ASSIGNMENT: The answer must consist of every record, printed exactly as it stands.
** STORED DATA follows **
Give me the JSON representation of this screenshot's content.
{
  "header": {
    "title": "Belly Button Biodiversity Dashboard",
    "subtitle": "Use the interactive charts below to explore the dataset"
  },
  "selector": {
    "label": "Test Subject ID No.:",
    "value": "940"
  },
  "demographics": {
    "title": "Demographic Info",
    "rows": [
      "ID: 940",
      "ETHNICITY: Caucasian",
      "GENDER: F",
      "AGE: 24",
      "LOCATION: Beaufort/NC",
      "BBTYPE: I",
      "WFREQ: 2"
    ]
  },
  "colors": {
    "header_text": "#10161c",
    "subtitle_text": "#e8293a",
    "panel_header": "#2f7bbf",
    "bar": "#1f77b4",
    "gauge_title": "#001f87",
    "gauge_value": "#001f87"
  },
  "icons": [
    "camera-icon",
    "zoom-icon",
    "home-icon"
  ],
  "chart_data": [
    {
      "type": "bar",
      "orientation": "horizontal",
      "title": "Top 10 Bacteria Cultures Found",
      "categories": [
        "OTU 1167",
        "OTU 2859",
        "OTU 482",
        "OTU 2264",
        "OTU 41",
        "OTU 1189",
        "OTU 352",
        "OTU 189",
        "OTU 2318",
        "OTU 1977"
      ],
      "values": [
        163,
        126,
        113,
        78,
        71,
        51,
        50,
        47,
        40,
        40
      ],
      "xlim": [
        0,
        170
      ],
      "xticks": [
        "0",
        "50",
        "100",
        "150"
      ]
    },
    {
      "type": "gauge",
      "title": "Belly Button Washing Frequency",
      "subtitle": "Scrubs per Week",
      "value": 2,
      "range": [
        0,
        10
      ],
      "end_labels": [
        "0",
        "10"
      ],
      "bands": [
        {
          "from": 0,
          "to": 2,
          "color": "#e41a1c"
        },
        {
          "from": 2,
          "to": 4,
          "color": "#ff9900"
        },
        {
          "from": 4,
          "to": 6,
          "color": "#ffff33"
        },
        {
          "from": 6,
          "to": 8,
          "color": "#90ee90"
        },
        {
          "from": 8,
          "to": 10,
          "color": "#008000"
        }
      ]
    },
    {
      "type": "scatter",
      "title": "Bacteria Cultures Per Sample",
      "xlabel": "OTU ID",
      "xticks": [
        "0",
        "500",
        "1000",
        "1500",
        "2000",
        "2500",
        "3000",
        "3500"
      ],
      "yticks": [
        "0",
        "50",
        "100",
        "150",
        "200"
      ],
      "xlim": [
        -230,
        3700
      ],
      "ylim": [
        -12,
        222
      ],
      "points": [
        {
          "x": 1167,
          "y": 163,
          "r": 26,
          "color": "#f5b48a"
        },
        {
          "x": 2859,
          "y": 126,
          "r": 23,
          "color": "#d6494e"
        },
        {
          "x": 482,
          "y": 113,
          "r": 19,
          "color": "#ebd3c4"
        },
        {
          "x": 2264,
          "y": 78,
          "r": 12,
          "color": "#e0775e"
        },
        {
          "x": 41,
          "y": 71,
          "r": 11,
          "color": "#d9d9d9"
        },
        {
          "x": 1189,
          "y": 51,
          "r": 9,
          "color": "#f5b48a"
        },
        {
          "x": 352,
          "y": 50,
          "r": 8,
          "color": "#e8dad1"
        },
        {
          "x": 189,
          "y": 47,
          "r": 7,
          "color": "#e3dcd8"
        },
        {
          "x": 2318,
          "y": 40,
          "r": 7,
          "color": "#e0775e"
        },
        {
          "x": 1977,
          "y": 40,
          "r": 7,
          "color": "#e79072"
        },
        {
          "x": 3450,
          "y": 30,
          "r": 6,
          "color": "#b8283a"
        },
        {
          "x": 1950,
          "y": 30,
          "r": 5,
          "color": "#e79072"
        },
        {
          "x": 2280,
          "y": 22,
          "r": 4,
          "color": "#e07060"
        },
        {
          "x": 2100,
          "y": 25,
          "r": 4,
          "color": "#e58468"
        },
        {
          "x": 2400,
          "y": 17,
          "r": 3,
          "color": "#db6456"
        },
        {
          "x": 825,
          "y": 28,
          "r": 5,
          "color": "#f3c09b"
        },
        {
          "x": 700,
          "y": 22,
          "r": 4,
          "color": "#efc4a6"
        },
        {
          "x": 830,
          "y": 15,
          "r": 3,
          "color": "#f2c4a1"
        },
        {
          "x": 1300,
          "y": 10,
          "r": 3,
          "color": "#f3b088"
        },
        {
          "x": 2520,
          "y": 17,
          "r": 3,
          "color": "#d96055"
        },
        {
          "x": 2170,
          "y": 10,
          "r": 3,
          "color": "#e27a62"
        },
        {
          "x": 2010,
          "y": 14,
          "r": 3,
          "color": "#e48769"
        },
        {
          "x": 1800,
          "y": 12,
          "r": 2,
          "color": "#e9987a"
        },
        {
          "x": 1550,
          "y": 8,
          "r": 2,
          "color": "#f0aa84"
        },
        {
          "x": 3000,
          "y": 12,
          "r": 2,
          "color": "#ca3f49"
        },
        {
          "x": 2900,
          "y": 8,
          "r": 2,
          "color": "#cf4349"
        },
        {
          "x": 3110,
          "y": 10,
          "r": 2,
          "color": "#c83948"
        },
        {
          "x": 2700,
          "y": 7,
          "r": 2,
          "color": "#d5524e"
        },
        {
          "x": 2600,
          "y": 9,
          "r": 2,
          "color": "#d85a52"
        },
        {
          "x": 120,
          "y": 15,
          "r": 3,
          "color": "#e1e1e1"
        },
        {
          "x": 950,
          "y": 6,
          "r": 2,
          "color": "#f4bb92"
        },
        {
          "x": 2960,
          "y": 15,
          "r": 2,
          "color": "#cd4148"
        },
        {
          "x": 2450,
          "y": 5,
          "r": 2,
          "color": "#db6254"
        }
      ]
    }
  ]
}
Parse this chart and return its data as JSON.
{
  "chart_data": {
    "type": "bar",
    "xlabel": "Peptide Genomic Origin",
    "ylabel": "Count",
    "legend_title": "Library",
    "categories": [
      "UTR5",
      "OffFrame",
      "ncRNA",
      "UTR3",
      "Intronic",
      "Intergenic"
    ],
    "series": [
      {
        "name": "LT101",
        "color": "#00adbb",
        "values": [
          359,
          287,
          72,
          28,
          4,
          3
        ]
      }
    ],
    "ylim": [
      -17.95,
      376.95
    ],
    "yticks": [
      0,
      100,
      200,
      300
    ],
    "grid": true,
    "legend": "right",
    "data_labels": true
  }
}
** End of STORED DATA **
ANSWER TO THIS EXERCISE:
Give me the JSON representation of this screenshot's content.
{
  "header": {
    "title": "Belly Button Biodiversity Dashboard",
    "subtitle": "Use the interactive charts below to explore the dataset"
  },
  "selector": {
    "label": "Test Subject ID No.:",
    "value": "940"
  },
  "demographics": {
    "title": "Demographic Info",
    "rows": [
      "ID: 940",
      "ETHNICITY: Caucasian",
      "GENDER: F",
      "AGE: 24",
      "LOCATION: Beaufort/NC",
      "BBTYPE: I",
      "WFREQ: 2"
    ]
  },
  "colors": {
    "header_text": "#10161c",
    "subtitle_text": "#e8293a",
    "panel_header": "#2f7bbf",
    "bar": "#1f77b4",
    "gauge_title": "#001f87",
    "gauge_value": "#001f87"
  },
  "icons": [
    "camera-icon",
    "zoom-icon",
    "home-icon"
  ],
  "chart_data": [
    {
      "type": "bar",
      "orientation": "horizontal",
      "title": "Top 10 Bacteria Cultures Found",
      "categories": [
        "OTU 1167",
        "OTU 2859",
        "OTU 482",
        "OTU 2264",
        "OTU 41",
        "OTU 1189",
        "OTU 352",
        "OTU 189",
        "OTU 2318",
        "OTU 1977"
      ],
      "values": [
        163,
        126,
        113,
        78,
        71,
        51,
        50,
        47,
        40,
        40
      ],
      "xlim": [
        0,
        170
      ],
      "xticks": [
        "0",
        "50",
        "100",
        "150"
      ]
    },
    {
      "type": "gauge",
      "title": "Belly Button Washing Frequency",
      "subtitle": "Scrubs per Week",
      "value": 2,
      "range": [
        0,
        10
      ],
      "end_labels": [
        "0",
        "10"
      ],
      "bands": [
        {
          "from": 0,
          "to": 2,
          "color": "#e41a1c"
        },
        {
          "from": 2,
          "to": 4,
          "color": "#ff9900"
        },
        {
          "from": 4,
          "to": 6,
          "color": "#ffff33"
        },
        {
          "from": 6,
          "to": 8,
          "color": "#90ee90"
        },
        {
          "from": 8,
          "to": 10,
          "color": "#008000"
        }
      ]
    },
    {
      "type": "scatter",
      "title": "Bacteria Cultures Per Sample",
      "xlabel": "OTU ID",
      "xticks": [
        "0",
        "500",
        "1000",
        "1500",
        "2000",
        "2500",
        "3000",
        "3500"
      ],
      "yticks": [
        "0",
        "50",
        "100",
        "150",
        "200"
      ],
      "xlim": [
        -230,
        3700
      ],
      "ylim": [
        -12,
        222
      ],
      "points": [
        {
          "x": 1167,
          "y": 163,
          "r": 26,
          "color": "#f5b48a"
        },
        {
          "x": 2859,
          "y": 126,
          "r": 23,
          "color": "#d6494e"
        },
        {
          "x": 482,
          "y": 113,
          "r": 19,
          "color": "#ebd3c4"
        },
        {
          "x": 2264,
          "y": 78,
          "r": 12,
          "color": "#e0775e"
        },
        {
          "x": 41,
          "y": 71,
          "r": 11,
          "color": "#d9d9d9"
        },
        {
          "x": 1189,
          "y": 51,
          "r": 9,
          "color": "#f5b48a"
        },
        {
          "x": 352,
          "y": 50,
          "r": 8,
          "color": "#e8dad1"
        },
        {
          "x": 189,
          "y": 47,
          "r": 7,
          "color": "#e3dcd8"
        },
        {
          "x": 2318,
          "y": 40,
          "r": 7,
          "color": "#e0775e"
        },
        {
          "x": 1977,
          "y": 40,
          "r": 7,
          "color": "#e79072"
        },
        {
          "x": 3450,
          "y": 30,
          "r": 6,
          "color": "#b8283a"
        },
        {
          "x": 1950,
          "y": 30,
          "r": 5,
          "color": "#e79072"
        },
        {
          "x": 2280,
          "y": 22,
          "r": 4,
          "color": "#e07060"
        },
        {
          "x": 2100,
          "y": 25,
          "r": 4,
          "color": "#e58468"
        },
        {
          "x": 2400,
          "y": 17,
          "r": 3,
          "color": "#db6456"
        },
        {
          "x": 825,
          "y": 28,
          "r": 5,
          "color": "#f3c09b"
        },
        {
          "x": 700,
          "y": 22,
          "r": 4,
          "color": "#efc4a6"
        },
        {
          "x": 830,
          "y": 15,
          "r": 3,
          "color": "#f2c4a1"
        },
        {
          "x": 1300,
          "y": 10,
          "r": 3,
          "color": "#f3b088"
        },
        {
          "x": 2520,
          "y": 17,
          "r": 3,
          "color": "#d96055"
        },
        {
          "x": 2170,
          "y": 10,
          "r": 3,
          "color": "#e27a62"
        },
        {
          "x": 2010,
          "y": 14,
          "r": 3,
          "color": "#e48769"
        },
        {
          "x": 1800,
          "y": 12,
          "r": 2,
          "color": "#e9987a"
        },
        {
          "x": 1550,
          "y": 8,
          "r": 2,
          "color": "#f0aa84"
        },
        {
          "x": 3000,
          "y": 12,
          "r": 2,
          "color": "#ca3f49"
        },
        {
          "x": 2900,
          "y": 8,
          "r": 2,
          "color": "#cf4349"
        },
        {
          "x": 3110,
          "y": 10,
          "r": 2,
          "color": "#c83948"
        },
        {
          "x": 2700,
          "y": 7,
          "r": 2,
          "color": "#d5524e"
        },
        {
          "x": 2600,
          "y": 9,
          "r": 2,
          "color": "#d85a52"
        },
        {
          "x": 120,
          "y": 15,
          "r": 3,
          "color": "#e1e1e1"
        },
        {
          "x": 950,
          "y": 6,
          "r": 2,
          "color": "#f4bb92"
        },
        {
          "x": 2960,
          "y": 15,
          "r": 2,
          "color": "#cd4148"
        },
        {
          "x": 2450,
          "y": 5,
          "r": 2,
          "color": "#db6254"
        }
      ]
    }
  ]
}
Parse this chart and return its data as JSON.
{
  "chart_data": {
    "type": "bar",
    "xlabel": "Peptide Genomic Origin",
    "ylabel": "Count",
    "legend_title": "Library",
    "categories": [
      "UTR5",
      "OffFrame",
      "ncRNA",
      "UTR3",
      "Intronic",
      "Intergenic"
    ],
    "series": [
      {
        "name": "LT101",
        "color": "#00adbb",
        "values": [
          359,
          287,
          72,
          28,
          4,
          3
        ]
      }
    ],
    "ylim": [
      -17.95,
      376.95
    ],
    "yticks": [
      0,
      100,
      200,
      300
    ],
    "grid": true,
    "legend": "right",
    "data_labels": true
  }
}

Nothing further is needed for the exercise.